(Data excerpts)
## Begin
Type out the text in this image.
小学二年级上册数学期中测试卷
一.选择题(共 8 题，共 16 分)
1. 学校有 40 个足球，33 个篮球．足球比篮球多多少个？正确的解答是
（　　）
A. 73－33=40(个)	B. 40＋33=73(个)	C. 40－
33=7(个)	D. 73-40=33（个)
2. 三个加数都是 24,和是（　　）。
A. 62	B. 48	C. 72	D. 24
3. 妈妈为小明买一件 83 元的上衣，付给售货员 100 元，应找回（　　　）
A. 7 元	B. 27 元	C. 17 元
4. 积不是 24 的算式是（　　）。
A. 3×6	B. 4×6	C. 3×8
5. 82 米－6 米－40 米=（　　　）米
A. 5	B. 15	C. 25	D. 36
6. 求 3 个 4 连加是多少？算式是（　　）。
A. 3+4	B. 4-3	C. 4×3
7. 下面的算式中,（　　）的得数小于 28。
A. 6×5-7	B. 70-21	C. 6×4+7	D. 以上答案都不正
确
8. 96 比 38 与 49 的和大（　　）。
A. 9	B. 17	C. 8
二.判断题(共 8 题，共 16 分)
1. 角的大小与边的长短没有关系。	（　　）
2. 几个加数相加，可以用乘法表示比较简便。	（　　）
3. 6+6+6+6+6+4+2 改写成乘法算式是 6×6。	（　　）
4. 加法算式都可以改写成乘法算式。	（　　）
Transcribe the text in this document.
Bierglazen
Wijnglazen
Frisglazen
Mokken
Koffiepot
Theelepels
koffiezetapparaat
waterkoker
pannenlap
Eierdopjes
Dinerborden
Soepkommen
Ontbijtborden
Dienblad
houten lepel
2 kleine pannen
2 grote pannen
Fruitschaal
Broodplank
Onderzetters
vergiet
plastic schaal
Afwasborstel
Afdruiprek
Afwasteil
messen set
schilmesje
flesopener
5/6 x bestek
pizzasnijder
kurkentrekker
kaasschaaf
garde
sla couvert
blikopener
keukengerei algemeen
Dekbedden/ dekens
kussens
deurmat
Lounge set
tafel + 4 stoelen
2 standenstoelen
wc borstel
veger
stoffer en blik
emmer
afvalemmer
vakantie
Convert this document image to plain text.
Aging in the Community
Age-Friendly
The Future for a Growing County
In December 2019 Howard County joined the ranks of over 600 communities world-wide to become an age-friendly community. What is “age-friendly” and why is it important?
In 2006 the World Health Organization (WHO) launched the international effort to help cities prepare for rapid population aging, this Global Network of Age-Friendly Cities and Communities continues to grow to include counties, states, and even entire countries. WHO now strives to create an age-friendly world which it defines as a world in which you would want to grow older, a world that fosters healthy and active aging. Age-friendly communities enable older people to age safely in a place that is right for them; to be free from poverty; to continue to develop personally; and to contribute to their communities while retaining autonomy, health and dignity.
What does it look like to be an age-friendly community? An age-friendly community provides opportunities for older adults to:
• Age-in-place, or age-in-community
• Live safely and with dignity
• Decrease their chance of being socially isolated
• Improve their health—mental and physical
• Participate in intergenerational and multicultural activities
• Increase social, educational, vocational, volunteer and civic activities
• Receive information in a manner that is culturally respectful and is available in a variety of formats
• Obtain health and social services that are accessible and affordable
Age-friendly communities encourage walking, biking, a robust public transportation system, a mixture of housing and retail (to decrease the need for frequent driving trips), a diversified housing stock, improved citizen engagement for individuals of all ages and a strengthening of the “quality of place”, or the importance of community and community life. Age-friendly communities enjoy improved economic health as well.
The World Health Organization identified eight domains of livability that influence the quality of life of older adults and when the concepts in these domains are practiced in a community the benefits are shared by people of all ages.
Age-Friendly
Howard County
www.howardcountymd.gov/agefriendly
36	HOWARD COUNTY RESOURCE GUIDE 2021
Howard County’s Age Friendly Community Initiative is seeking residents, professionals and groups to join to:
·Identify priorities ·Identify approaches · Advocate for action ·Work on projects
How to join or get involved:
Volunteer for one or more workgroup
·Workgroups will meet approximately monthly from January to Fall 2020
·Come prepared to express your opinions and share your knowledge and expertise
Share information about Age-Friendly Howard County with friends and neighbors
## End
■ SET PROBLEM:
From the records above, extract every entry exactly as given.

■ CORRECT RESPONSE:
Type out the text in this image.
小学二年级上册数学期中测试卷
一.选择题(共 8 题，共 16 分)
1. 学校有 40 个足球，33 个篮球．足球比篮球多多少个？正确的解答是
（　　）
A. 73－33=40(个)	B. 40＋33=73(个)	C. 40－
33=7(个)	D. 73-40=33（个)
2. 三个加数都是 24,和是（　　）。
A. 62	B. 48	C. 72	D. 24
3. 妈妈为小明买一件 83 元的上衣，付给售货员 100 元，应找回（　　　）
A. 7 元	B. 27 元	C. 17 元
4. 积不是 24 的算式是（　　）。
A. 3×6	B. 4×6	C. 3×8
5. 82 米－6 米－40 米=（　　　）米
A. 5	B. 15	C. 25	D. 36
6. 求 3 个 4 连加是多少？算式是（　　）。
A. 3+4	B. 4-3	C. 4×3
7. 下面的算式中,（　　）的得数小于 28。
A. 6×5-7	B. 70-21	C. 6×4+7	D. 以上答案都不正
确
8. 96 比 38 与 49 的和大（　　）。
A. 9	B. 17	C. 8
二.判断题(共 8 题，共 16 分)
1. 角的大小与边的长短没有关系。	（　　）
2. 几个加数相加，可以用乘法表示比较简便。	（　　）
3. 6+6+6+6+6+4+2 改写成乘法算式是 6×6。	（　　）
4. 加法算式都可以改写成乘法算式。	（　　）
Transcribe the text in this document.
Bierglazen
Wijnglazen
Frisglazen
Mokken
Koffiepot
Theelepels
koffiezetapparaat
waterkoker
pannenlap
Eierdopjes
Dinerborden
Soepkommen
Ontbijtborden
Dienblad
houten lepel
2 kleine pannen
2 grote pannen
Fruitschaal
Broodplank
Onderzetters
vergiet
plastic schaal
Afwasborstel
Afdruiprek
Afwasteil
messen set
schilmesje
flesopener
5/6 x bestek
pizzasnijder
kurkentrekker
kaasschaaf
garde
sla couvert
blikopener
keukengerei algemeen
Dekbedden/ dekens
kussens
deurmat
Lounge set
tafel + 4 stoelen
2 standenstoelen
wc borstel
veger
stoffer en blik
emmer
afvalemmer
vakantie
Convert this document image to plain text.
Aging in the Community
Age-Friendly
The Future for a Growing County
In December 2019 Howard County joined the ranks of over 600 communities world-wide to become an age-friendly community. What is “age-friendly” and why is it important?
In 2006 the World Health Organization (WHO) launched the international effort to help cities prepare for rapid population aging, this Global Network of Age-Friendly Cities and Communities continues to grow to include counties, states, and even entire countries. WHO now strives to create an age-friendly world which it defines as a world in which you would want to grow older, a world that fosters healthy and active aging. Age-friendly communities enable older people to age safely in a place that is right for them; to be free from poverty; to continue to develop personally; and to contribute to their communities while retaining autonomy, health and dignity.
What does it look like to be an age-friendly community? An age-friendly community provides opportunities for older adults to:
• Age-in-place, or age-in-community
• Live safely and with dignity
• Decrease their chance of being socially isolated
• Improve their health—mental and physical
• Participate in intergenerational and multicultural activities
• Increase social, educational, vocational, volunteer and civic activities
• Receive information in a manner that is culturally respectful and is available in a variety of formats
• Obtain health and social services that are accessible and affordable
Age-friendly communities encourage walking, biking, a robust public transportation system, a mixture of housing and retail (to decrease the need for frequent driving trips), a diversified housing stock, improved citizen engagement for individuals of all ages and a strengthening of the “quality of place”, or the importance of community and community life. Age-friendly communities enjoy improved economic health as well.
The World Health Organization identified eight domains of livability that influence the quality of life of older adults and when the concepts in these domains are practiced in a community the benefits are shared by people of all ages.
Age-Friendly
Howard County
www.howardcountymd.gov/agefriendly
36	HOWARD COUNTY RESOURCE GUIDE 2021
Howard County’s Age Friendly Community Initiative is seeking residents, professionals and groups to join to:
·Identify priorities ·Identify approaches · Advocate for action ·Work on projects
How to join or get involved:
Volunteer for one or more workgroup
·Workgroups will meet approximately monthly from January to Fall 2020
·Come prepared to express your opinions and share your knowledge and expertise
Share information about Age-Friendly Howard County with friends and neighbors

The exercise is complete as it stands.